## EXCERPTED RECORDS
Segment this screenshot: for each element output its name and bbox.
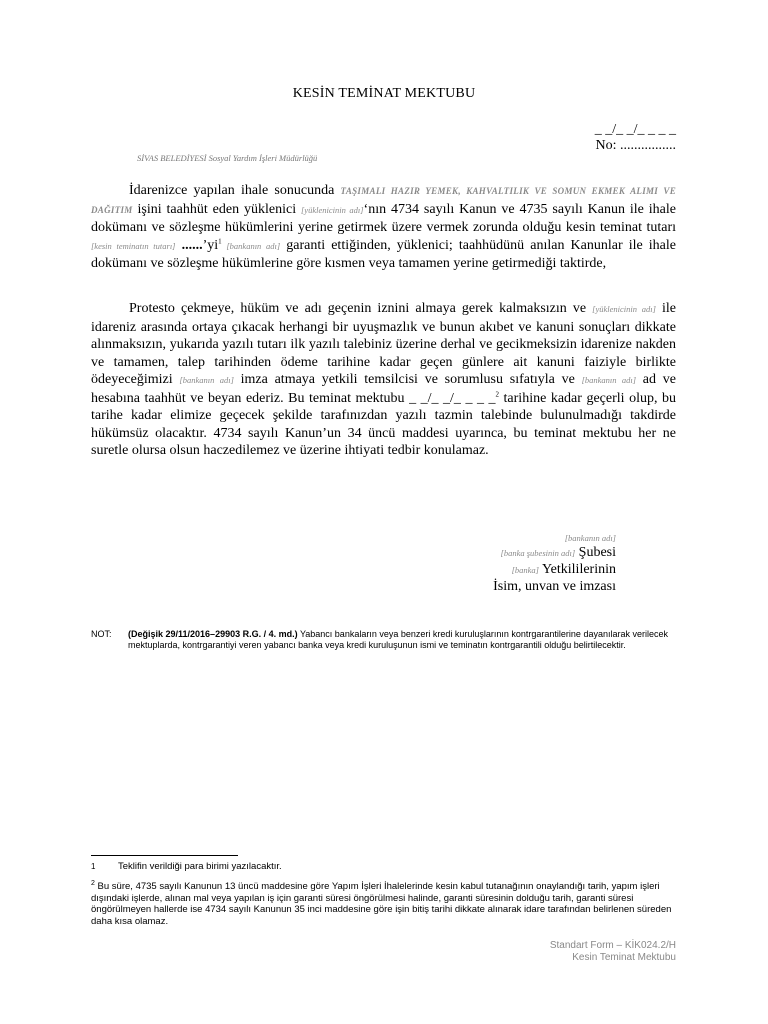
para2-text: ile idareniz arasında ortaya çıkacak herhangi bir uyuşmazlık ve bunun akıbet ve kanuni sonuçları dikkate alınmaksızın, yukarıda yazılı tutarı ilk yazılı talebiniz üzerine derhal ve gecikmeksizin idarenize nakden ve tamamen, talep tarihinden ödeme tarihine kadar geçen günlere ait kanuni faiziyle birlikte ödeyeceğimizi bbox=[91, 301, 676, 387]
footnote-1-text: Teklifin verildiği para birimi yazılacaktır. bbox=[118, 861, 282, 872]
footnote-2-text: Bu süre, 4735 sayılı Kanunun 13 üncü maddesine göre Yapım İşleri İhalelerinde kesin kabul tutanağının onaylandığı tarih, yapım işleri dışındaki işlerde, alınan mal veya yapılan iş için garanti süresi öngörülmesi halinde, garanti süresinin dolduğu tarih, garanti süresi öngörülmeyen hallerde ise 4734 sayılı Kanunun 35 inci maddesine göre işin bitiş tarihi dikkate alınarak idare tarafından belirlenen süreden daha kısa olamaz. bbox=[91, 881, 672, 927]
footnote-1 bbox=[91, 861, 676, 873]
para1-text: ’yi bbox=[202, 237, 219, 253]
placeholder-bank: [bankanın adı] bbox=[179, 375, 234, 385]
document-title: KESİN TEMİNAT MEKTUBU bbox=[292, 86, 476, 101]
amount-dots: ...... bbox=[175, 237, 203, 253]
para2-text: tarihine kadar geçerli olup, bu tarihe kadar elimize geçecek şekilde tarafınızdan yazılı tazmin talebinde bulunulmadığı takdirde hükümsüz olacaktır. 4734 sayılı Kanun’un 34 üncü maddesi uyarınca, bu teminat mektubu her ne suretle olursa olsun haczedilemez ve üzerine ihtiyati tedbir konulamaz. bbox=[91, 390, 676, 458]
note-text bbox=[128, 629, 676, 650]
para1-text: işini taahhüt eden yüklenici bbox=[132, 201, 301, 217]
para2-text: imza atmaya yetkili temsilcisi ve sorumlusu sıfatıyla ve bbox=[233, 372, 582, 387]
footnote-2 bbox=[91, 881, 676, 927]
placeholder-branch: [banka şubesinin adı] bbox=[500, 548, 576, 558]
para1-text: İdarenizce yapılan ihale sonucunda bbox=[129, 183, 341, 198]
signature-bank-name: [bankanın adı] bbox=[564, 533, 616, 543]
date-line: _ _/_ _/_ _ _ _ bbox=[594, 122, 676, 137]
placeholder-bank: [bankanın adı] bbox=[581, 375, 637, 385]
form-id: Standart Form – KİK024.2/H bbox=[549, 940, 676, 951]
tender-name: TAŞIMALI HAZIR YEMEK, KAHVALTILIK VE SOMUN EKMEK ALIMI VE DAĞITIM bbox=[91, 186, 676, 215]
para2-text: Protesto çekmeye, hüküm ve adı geçenin iznini almaya gerek kalmaksızın ve bbox=[129, 301, 593, 316]
footnote-2-mark: 2 bbox=[91, 879, 95, 887]
placeholder-contractor: [yüklenicinin adı] bbox=[592, 304, 656, 314]
recipient: SİVAS BELEDİYESİ Sosyal Yardım İşleri Müdürlüğü bbox=[137, 153, 318, 163]
letter-number: No: ................ bbox=[595, 138, 676, 153]
placeholder-amount: [kesin teminatın tutarı] bbox=[91, 240, 176, 251]
footnote-ref-1: 1 bbox=[218, 236, 222, 245]
paragraph-1 bbox=[91, 182, 676, 273]
branch-word: Şubesi bbox=[575, 545, 616, 560]
footnote-separator bbox=[91, 855, 238, 856]
note-body: Yabancı bankaların veya benzeri kredi kuruluşlarının kontrgarantilerine dayanılarak verilecek mektuplarda, kontrgarantiyi veren yabancı banka veya kredi kuruluşunun ismi ve teminatın kontrgarantili olduğu belirtilecektir. bbox=[128, 629, 668, 650]
signature-branch bbox=[501, 545, 616, 561]
signature-authorized bbox=[512, 562, 616, 578]
form-name: Kesin Teminat Mektubu bbox=[572, 952, 676, 963]
authorized-word: Yetkililerinin bbox=[538, 562, 616, 577]
note-label: NOT: bbox=[91, 629, 112, 639]
signature-line: İsim, unvan ve imzası bbox=[493, 579, 616, 594]
footnote-1-mark: 1 bbox=[91, 862, 96, 871]
note-amendment: (Değişik 29/11/2016–29903 R.G. / 4. md.) bbox=[128, 629, 298, 639]
para2-text: ad ve hesabına taahhüt ve beyan ederiz. Bu teminat mektubu _ _/_ _/_ _ _ _ bbox=[91, 372, 676, 406]
para1-text: garanti ettiğinden, yüklenici; taahhüdünü anılan Kanunlar ile ihale dokümanı ve sözleşme hükümlerine göre kısmen veya tamamen yerine getirmediği taktirde, bbox=[91, 237, 676, 271]
para1-text: ‘nın 4734 sayılı Kanun ve 4735 sayılı Kanun ile ihale dokümanı ve sözleşme hükümlerini yerine getirmek üzere vermek zorunda olduğu kesin teminat tutarı bbox=[91, 201, 676, 235]
paragraph-2 bbox=[91, 300, 676, 460]
footnote-ref-2: 2 bbox=[495, 389, 500, 398]
placeholder-contractor: [yüklenicinin adı] bbox=[301, 204, 364, 215]
placeholder-bank-short: [banka] bbox=[511, 565, 539, 575]
placeholder-bank: [bankanın adı] bbox=[221, 240, 281, 251]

## WHAT TO DO
Quote the listing above verbatim, every line in its original order, but leave out the picture.

## TASK ANSWER
Segment this screenshot: for each element output its name and bbox.
para2-text: ile idareniz arasında ortaya çıkacak herhangi bir uyuşmazlık ve bunun akıbet ve kanuni sonuçları dikkate alınmaksızın, yukarıda yazılı tutarı ilk yazılı talebiniz üzerine derhal ve gecikmeksizin idarenize nakden ve tamamen, talep tarihinden ödeme tarihine kadar geçen günlere ait kanuni faiziyle birlikte ödeyeceğimizi bbox=[91, 301, 676, 387]
footnote-1-text: Teklifin verildiği para birimi yazılacaktır. bbox=[118, 861, 282, 872]
footnote-2-text: Bu süre, 4735 sayılı Kanunun 13 üncü maddesine göre Yapım İşleri İhalelerinde kesin kabul tutanağının onaylandığı tarih, yapım işleri dışındaki işlerde, alınan mal veya yapılan iş için garanti süresi öngörülmesi halinde, garanti süresinin dolduğu tarih, garanti süresi öngörülmeyen hallerde ise 4734 sayılı Kanunun 35 inci maddesine göre işin bitiş tarihi dikkate alınarak idare tarafından belirlenen süreden daha kısa olamaz. bbox=[91, 881, 672, 927]
footnote-1 bbox=[91, 861, 676, 873]
para1-text: ’yi bbox=[202, 237, 219, 253]
placeholder-bank: [bankanın adı] bbox=[179, 375, 234, 385]
document-title: KESİN TEMİNAT MEKTUBU bbox=[292, 86, 476, 101]
amount-dots: ...... bbox=[175, 237, 203, 253]
para2-text: tarihine kadar geçerli olup, bu tarihe kadar elimize geçecek şekilde tarafınızdan yazılı tazmin talebinde bulunulmadığı takdirde hükümsüz olacaktır. 4734 sayılı Kanun’un 34 üncü maddesi uyarınca, bu teminat mektubu her ne suretle olursa olsun haczedilemez ve üzerine ihtiyati tedbir konulamaz. bbox=[91, 390, 676, 458]
note-text bbox=[128, 629, 676, 650]
para1-text: işini taahhüt eden yüklenici bbox=[132, 201, 301, 217]
para2-text: imza atmaya yetkili temsilcisi ve sorumlusu sıfatıyla ve bbox=[233, 372, 582, 387]
footnote-2 bbox=[91, 881, 676, 927]
placeholder-branch: [banka şubesinin adı] bbox=[500, 548, 576, 558]
para1-text: İdarenizce yapılan ihale sonucunda bbox=[129, 183, 341, 198]
signature-bank-name: [bankanın adı] bbox=[564, 533, 616, 543]
date-line: _ _/_ _/_ _ _ _ bbox=[594, 122, 676, 137]
placeholder-bank: [bankanın adı] bbox=[581, 375, 637, 385]
form-id: Standart Form – KİK024.2/H bbox=[549, 940, 676, 951]
tender-name: TAŞIMALI HAZIR YEMEK, KAHVALTILIK VE SOMUN EKMEK ALIMI VE DAĞITIM bbox=[91, 186, 676, 215]
para2-text: Protesto çekmeye, hüküm ve adı geçenin iznini almaya gerek kalmaksızın ve bbox=[129, 301, 593, 316]
footnote-2-mark: 2 bbox=[91, 879, 95, 887]
placeholder-contractor: [yüklenicinin adı] bbox=[592, 304, 656, 314]
recipient: SİVAS BELEDİYESİ Sosyal Yardım İşleri Müdürlüğü bbox=[137, 153, 318, 163]
letter-number: No: ................ bbox=[595, 138, 676, 153]
placeholder-amount: [kesin teminatın tutarı] bbox=[91, 240, 176, 251]
footnote-ref-1: 1 bbox=[218, 236, 222, 245]
paragraph-1 bbox=[91, 182, 676, 273]
branch-word: Şubesi bbox=[575, 545, 616, 560]
footnote-separator bbox=[91, 855, 238, 856]
note-body: Yabancı bankaların veya benzeri kredi kuruluşlarının kontrgarantilerine dayanılarak verilecek mektuplarda, kontrgarantiyi veren yabancı banka veya kredi kuruluşunun ismi ve teminatın kontrgarantili olduğu belirtilecektir. bbox=[128, 629, 668, 650]
signature-branch bbox=[501, 545, 616, 561]
signature-authorized bbox=[512, 562, 616, 578]
form-name: Kesin Teminat Mektubu bbox=[572, 952, 676, 963]
authorized-word: Yetkililerinin bbox=[538, 562, 616, 577]
note-label: NOT: bbox=[91, 629, 112, 639]
signature-line: İsim, unvan ve imzası bbox=[493, 579, 616, 594]
footnote-1-mark: 1 bbox=[91, 862, 96, 871]
note-amendment: (Değişik 29/11/2016–29903 R.G. / 4. md.) bbox=[128, 629, 298, 639]
para2-text: ad ve hesabına taahhüt ve beyan ederiz. Bu teminat mektubu _ _/_ _/_ _ _ _ bbox=[91, 372, 676, 406]
para1-text: garanti ettiğinden, yüklenici; taahhüdünü anılan Kanunlar ile ihale dokümanı ve sözleşme hükümlerine göre kısmen veya tamamen yerine getirmediği taktirde, bbox=[91, 237, 676, 271]
para1-text: ‘nın 4734 sayılı Kanun ve 4735 sayılı Kanun ile ihale dokümanı ve sözleşme hükümlerini yerine getirmek üzere vermek zorunda olduğu kesin teminat tutarı bbox=[91, 201, 676, 235]
paragraph-2 bbox=[91, 300, 676, 460]
footnote-ref-2: 2 bbox=[495, 389, 500, 398]
placeholder-contractor: [yüklenicinin adı] bbox=[301, 204, 364, 215]
placeholder-bank-short: [banka] bbox=[511, 565, 539, 575]
placeholder-bank: [bankanın adı] bbox=[221, 240, 281, 251]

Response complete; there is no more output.